SET PROBLEM
Skip the pictures. Repeat everything else in the records word for word.

DATA ROWS
** BEGIN **

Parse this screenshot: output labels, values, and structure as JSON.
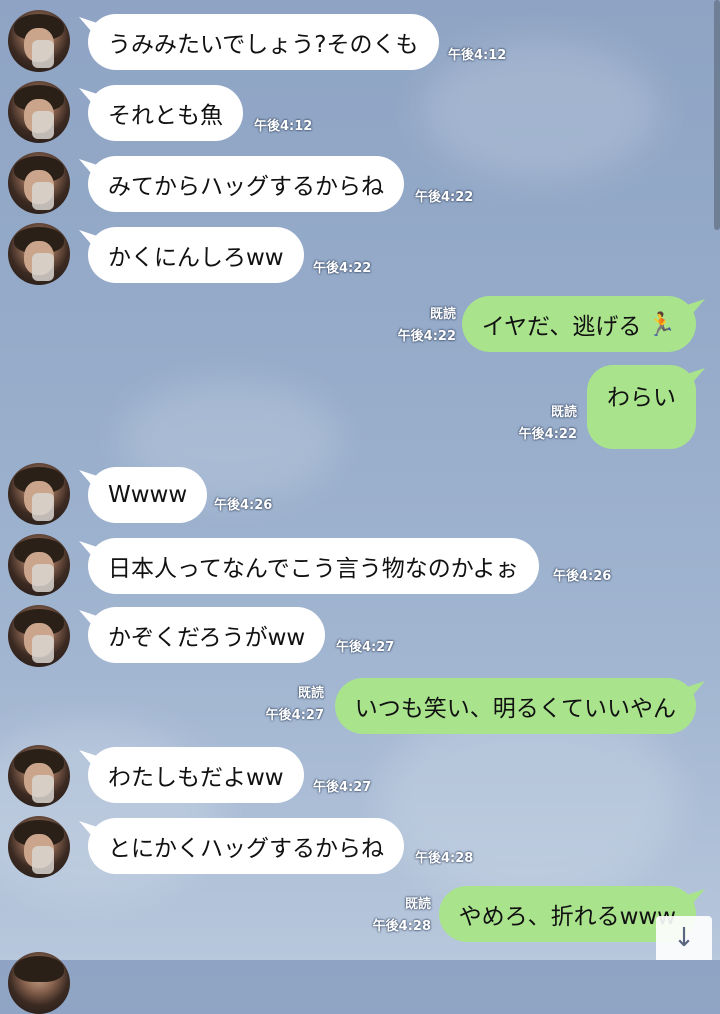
{
  "messages": [
    {
      "dir": "in",
      "text": "うみみたいでしょう?そのくも",
      "time": "午後4:12"
    },
    {
      "dir": "in",
      "text": "それとも魚",
      "time": "午後4:12"
    },
    {
      "dir": "in",
      "text": "みてからハッグするからね",
      "time": "午後4:22"
    },
    {
      "dir": "in",
      "text": "かくにんしろww",
      "time": "午後4:22"
    },
    {
      "dir": "out",
      "text": "イヤだ、逃げる",
      "emoji": "🏃",
      "read": "既読",
      "time": "午後4:22"
    },
    {
      "dir": "out",
      "text": "わらい",
      "read": "既読",
      "time": "午後4:22"
    },
    {
      "dir": "in",
      "text": "Wwww",
      "time": "午後4:26"
    },
    {
      "dir": "in",
      "text": "日本人ってなんでこう言う物なのかよぉ",
      "time": "午後4:26"
    },
    {
      "dir": "in",
      "text": "かぞくだろうがww",
      "time": "午後4:27"
    },
    {
      "dir": "out",
      "text": "いつも笑い、明るくていいやん",
      "read": "既読",
      "time": "午後4:27"
    },
    {
      "dir": "in",
      "text": "わたしもだよww",
      "time": "午後4:27"
    },
    {
      "dir": "in",
      "text": "とにかくハッグするからね",
      "time": "午後4:28"
    },
    {
      "dir": "out",
      "text": "やめろ、折れるwww",
      "read": "既読",
      "time": "午後4:28"
    }
  ],
  "scroll_down_icon": "arrow-down-icon",
  "colors": {
    "incoming": "#ffffff",
    "outgoing": "#a9e38c",
    "background": "#95abc9"
  }
}
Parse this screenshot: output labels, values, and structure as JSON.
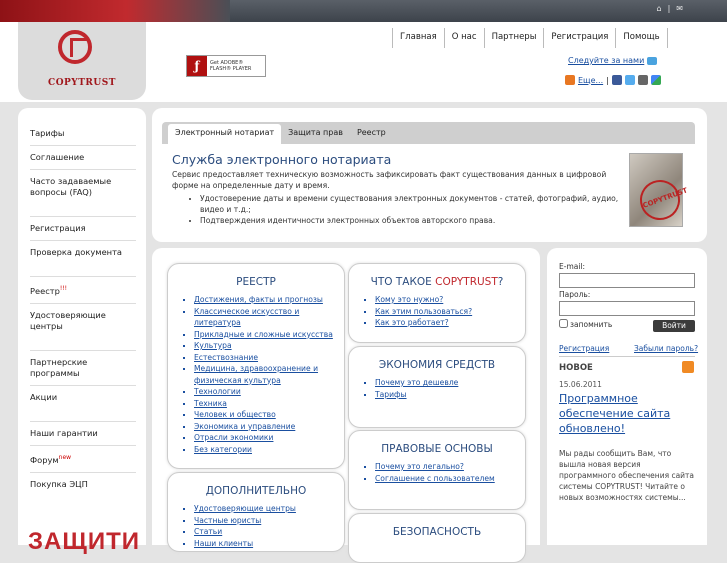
{
  "logo": {
    "text": "COPYTRUST"
  },
  "top_icons": [
    "home-icon",
    "mail-icon"
  ],
  "nav": [
    "Главная",
    "О нас",
    "Партнеры",
    "Регистрация",
    "Помощь"
  ],
  "flash": {
    "line1": "Get ADOBE®",
    "line2": "FLASH® PLAYER"
  },
  "follow": "Следуйте за нами",
  "share": {
    "more": "Еще..."
  },
  "sidebar": [
    {
      "label": "Тарифы"
    },
    {
      "label": "Соглашение"
    },
    {
      "label": "Часто задаваемые вопросы (FAQ)"
    },
    {
      "label": "Регистрация"
    },
    {
      "label": "Проверка документа"
    },
    {
      "label": "Реестр",
      "badge": "!!!"
    },
    {
      "label": "Удостоверяющие центры"
    },
    {
      "label": "Партнерские программы"
    },
    {
      "label": "Акции"
    },
    {
      "label": "Наши гарантии"
    },
    {
      "label": "Форум",
      "badge": "new"
    },
    {
      "label": "Покупка ЭЦП"
    }
  ],
  "promo": "ЗАЩИТИ",
  "notary": {
    "tabs": [
      "Электронный нотариат",
      "Защита прав",
      "Реестр"
    ],
    "title": "Служба электронного нотариата",
    "text": "Сервис предоставляет техническую возможность зафиксировать факт существования данных в цифровой форме на определенные дату и время.",
    "bullets": [
      "Удостоверение даты и времени существования электронных документов - статей, фотографий, аудио, видео и т.д.;",
      "Подтверждения идентичности электронных объектов авторского права."
    ],
    "stamp": "COPYTRUST"
  },
  "registry": {
    "title": "РЕЕСТР",
    "items": [
      "Достижения, факты и прогнозы",
      "Классическое искусство и литература",
      "Прикладные и сложные искусства",
      "Культура",
      "Естествознание",
      "Медицина, здравоохранение и физическая культура",
      "Технологии",
      "Техника",
      "Человек и общество",
      "Экономика и управление",
      "Отрасли экономики",
      "Без категории"
    ]
  },
  "extra": {
    "title": "ДОПОЛНИТЕЛЬНО",
    "items": [
      "Удостоверяющие центры",
      "Частные юристы",
      "Статьи",
      "Наши клиенты"
    ]
  },
  "what": {
    "title_a": "ЧТО ТАКОЕ ",
    "title_b": "COPYTRUST",
    "title_c": "?",
    "items": [
      "Кому это нужно?",
      "Как этим пользоваться?",
      "Как это работает?"
    ]
  },
  "economy": {
    "title": "ЭКОНОМИЯ СРЕДСТВ",
    "items": [
      "Почему это дешевле",
      "Тарифы"
    ]
  },
  "legal": {
    "title": "ПРАВОВЫЕ ОСНОВЫ",
    "items": [
      "Почему это легально?",
      "Соглашение с пользователем"
    ]
  },
  "security": {
    "title": "БЕЗОПАСНОСТЬ"
  },
  "login": {
    "email_label": "E-mail:",
    "password_label": "Пароль:",
    "remember": "запомнить",
    "submit": "Войти",
    "register": "Регистрация",
    "forgot": "Забыли пароль?"
  },
  "news": {
    "heading": "НОВОЕ",
    "date": "15.06.2011",
    "title": "Программное обеспечение сайта обновлено!",
    "text": "Мы рады сообщить Вам, что вышла новая версия программного обеспечения сайта системы COPYTRUST! Читайте о новых возможностях системы..."
  }
}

** END **

EXERCISE SOLUTION
Parse this screenshot: output labels, values, and structure as JSON.
{
  "messages": [
    {
      "dir": "in",
      "text": "うみみたいでしょう?そのくも",
      "time": "午後4:12"
    },
    {
      "dir": "in",
      "text": "それとも魚",
      "time": "午後4:12"
    },
    {
      "dir": "in",
      "text": "みてからハッグするからね",
      "time": "午後4:22"
    },
    {
      "dir": "in",
      "text": "かくにんしろww",
      "time": "午後4:22"
    },
    {
      "dir": "out",
      "text": "イヤだ、逃げる",
      "emoji": "🏃",
      "read": "既読",
      "time": "午後4:22"
    },
    {
      "dir": "out",
      "text": "わらい",
      "read": "既読",
      "time": "午後4:22"
    },
    {
      "dir": "in",
      "text": "Wwww",
      "time": "午後4:26"
    },
    {
      "dir": "in",
      "text": "日本人ってなんでこう言う物なのかよぉ",
      "time": "午後4:26"
    },
    {
      "dir": "in",
      "text": "かぞくだろうがww",
      "time": "午後4:27"
    },
    {
      "dir": "out",
      "text": "いつも笑い、明るくていいやん",
      "read": "既読",
      "time": "午後4:27"
    },
    {
      "dir": "in",
      "text": "わたしもだよww",
      "time": "午後4:27"
    },
    {
      "dir": "in",
      "text": "とにかくハッグするからね",
      "time": "午後4:28"
    },
    {
      "dir": "out",
      "text": "やめろ、折れるwww",
      "read": "既読",
      "time": "午後4:28"
    }
  ],
  "scroll_down_icon": "arrow-down-icon",
  "colors": {
    "incoming": "#ffffff",
    "outgoing": "#a9e38c",
    "background": "#95abc9"
  }
}
Parse this screenshot: output labels, values, and structure as JSON.
{
  "logo": {
    "text": "COPYTRUST"
  },
  "top_icons": [
    "home-icon",
    "mail-icon"
  ],
  "nav": [
    "Главная",
    "О нас",
    "Партнеры",
    "Регистрация",
    "Помощь"
  ],
  "flash": {
    "line1": "Get ADOBE®",
    "line2": "FLASH® PLAYER"
  },
  "follow": "Следуйте за нами",
  "share": {
    "more": "Еще..."
  },
  "sidebar": [
    {
      "label": "Тарифы"
    },
    {
      "label": "Соглашение"
    },
    {
      "label": "Часто задаваемые вопросы (FAQ)"
    },
    {
      "label": "Регистрация"
    },
    {
      "label": "Проверка документа"
    },
    {
      "label": "Реестр",
      "badge": "!!!"
    },
    {
      "label": "Удостоверяющие центры"
    },
    {
      "label": "Партнерские программы"
    },
    {
      "label": "Акции"
    },
    {
      "label": "Наши гарантии"
    },
    {
      "label": "Форум",
      "badge": "new"
    },
    {
      "label": "Покупка ЭЦП"
    }
  ],
  "promo": "ЗАЩИТИ",
  "notary": {
    "tabs": [
      "Электронный нотариат",
      "Защита прав",
      "Реестр"
    ],
    "title": "Служба электронного нотариата",
    "text": "Сервис предоставляет техническую возможность зафиксировать факт существования данных в цифровой форме на определенные дату и время.",
    "bullets": [
      "Удостоверение даты и времени существования электронных документов - статей, фотографий, аудио, видео и т.д.;",
      "Подтверждения идентичности электронных объектов авторского права."
    ],
    "stamp": "COPYTRUST"
  },
  "registry": {
    "title": "РЕЕСТР",
    "items": [
      "Достижения, факты и прогнозы",
      "Классическое искусство и литература",
      "Прикладные и сложные искусства",
      "Культура",
      "Естествознание",
      "Медицина, здравоохранение и физическая культура",
      "Технологии",
      "Техника",
      "Человек и общество",
      "Экономика и управление",
      "Отрасли экономики",
      "Без категории"
    ]
  },
  "extra": {
    "title": "ДОПОЛНИТЕЛЬНО",
    "items": [
      "Удостоверяющие центры",
      "Частные юристы",
      "Статьи",
      "Наши клиенты"
    ]
  },
  "what": {
    "title_a": "ЧТО ТАКОЕ ",
    "title_b": "COPYTRUST",
    "title_c": "?",
    "items": [
      "Кому это нужно?",
      "Как этим пользоваться?",
      "Как это работает?"
    ]
  },
  "economy": {
    "title": "ЭКОНОМИЯ СРЕДСТВ",
    "items": [
      "Почему это дешевле",
      "Тарифы"
    ]
  },
  "legal": {
    "title": "ПРАВОВЫЕ ОСНОВЫ",
    "items": [
      "Почему это легально?",
      "Соглашение с пользователем"
    ]
  },
  "security": {
    "title": "БЕЗОПАСНОСТЬ"
  },
  "login": {
    "email_label": "E-mail:",
    "password_label": "Пароль:",
    "remember": "запомнить",
    "submit": "Войти",
    "register": "Регистрация",
    "forgot": "Забыли пароль?"
  },
  "news": {
    "heading": "НОВОЕ",
    "date": "15.06.2011",
    "title": "Программное обеспечение сайта обновлено!",
    "text": "Мы рады сообщить Вам, что вышла новая версия программного обеспечения сайта системы COPYTRUST! Читайте о новых возможностях системы..."
  }
}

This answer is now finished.